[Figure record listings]
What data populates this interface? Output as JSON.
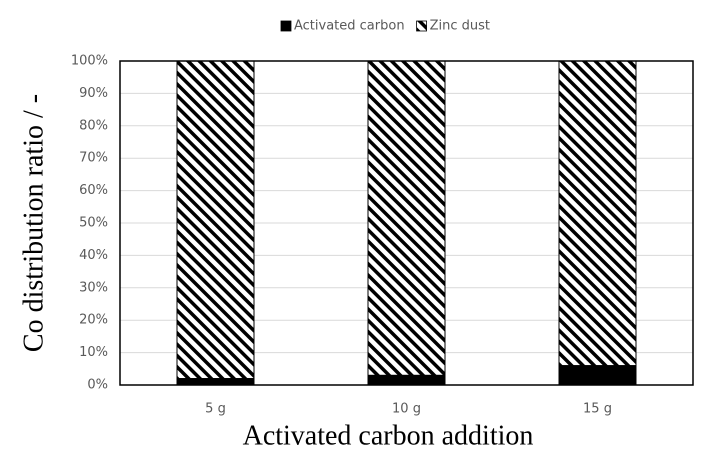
{
  "chart_data": {
    "type": "stacked-bar",
    "categories": [
      "5 g",
      "10 g",
      "15 g"
    ],
    "series": [
      {
        "name": "Activated carbon",
        "color": "#000000",
        "values": [
          2,
          3,
          6
        ]
      },
      {
        "name": "Zinc dust",
        "color": "#000000",
        "pattern": "diagonal-hatch",
        "values": [
          98,
          97,
          94
        ]
      }
    ],
    "ylim": [
      0,
      100
    ],
    "yticks": [
      {
        "value": 0,
        "label": "0%"
      },
      {
        "value": 10,
        "label": "10%"
      },
      {
        "value": 20,
        "label": "20%"
      },
      {
        "value": 30,
        "label": "30%"
      },
      {
        "value": 40,
        "label": "40%"
      },
      {
        "value": 50,
        "label": "50%"
      },
      {
        "value": 60,
        "label": "60%"
      },
      {
        "value": 70,
        "label": "70%"
      },
      {
        "value": 80,
        "label": "80%"
      },
      {
        "value": 90,
        "label": "90%"
      },
      {
        "value": 100,
        "label": "100%"
      }
    ],
    "ylabel": "Co distribution ratio / -",
    "xlabel": "Activated carbon addition",
    "grid": true,
    "legend": "top"
  }
}
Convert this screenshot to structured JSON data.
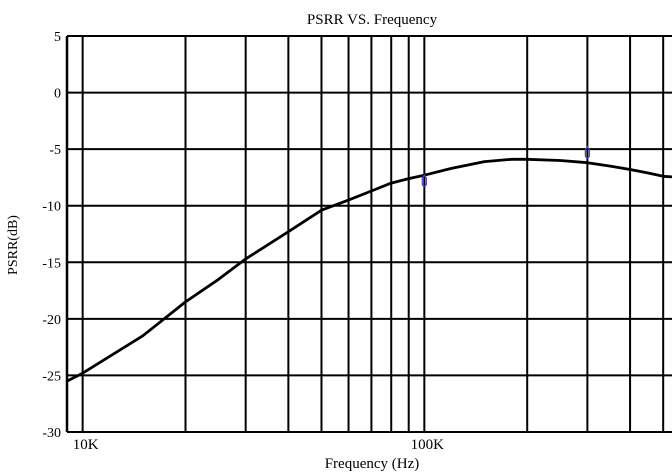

▶ Exercise instructions
Omit the images and transcribe all of the records above word for word.

▶ Written solution
What data populates this interface? Output as JSON.
{
  "chart_data": {
    "type": "stacked-bar",
    "categories": [
      "5 g",
      "10 g",
      "15 g"
    ],
    "series": [
      {
        "name": "Activated carbon",
        "color": "#000000",
        "values": [
          2,
          3,
          6
        ]
      },
      {
        "name": "Zinc dust",
        "color": "#000000",
        "pattern": "diagonal-hatch",
        "values": [
          98,
          97,
          94
        ]
      }
    ],
    "ylim": [
      0,
      100
    ],
    "yticks": [
      {
        "value": 0,
        "label": "0%"
      },
      {
        "value": 10,
        "label": "10%"
      },
      {
        "value": 20,
        "label": "20%"
      },
      {
        "value": 30,
        "label": "30%"
      },
      {
        "value": 40,
        "label": "40%"
      },
      {
        "value": 50,
        "label": "50%"
      },
      {
        "value": 60,
        "label": "60%"
      },
      {
        "value": 70,
        "label": "70%"
      },
      {
        "value": 80,
        "label": "80%"
      },
      {
        "value": 90,
        "label": "90%"
      },
      {
        "value": 100,
        "label": "100%"
      }
    ],
    "ylabel": "Co distribution ratio / -",
    "xlabel": "Activated carbon addition",
    "grid": true,
    "legend": "top"
  }
}
Convert this screenshot to structured JSON data.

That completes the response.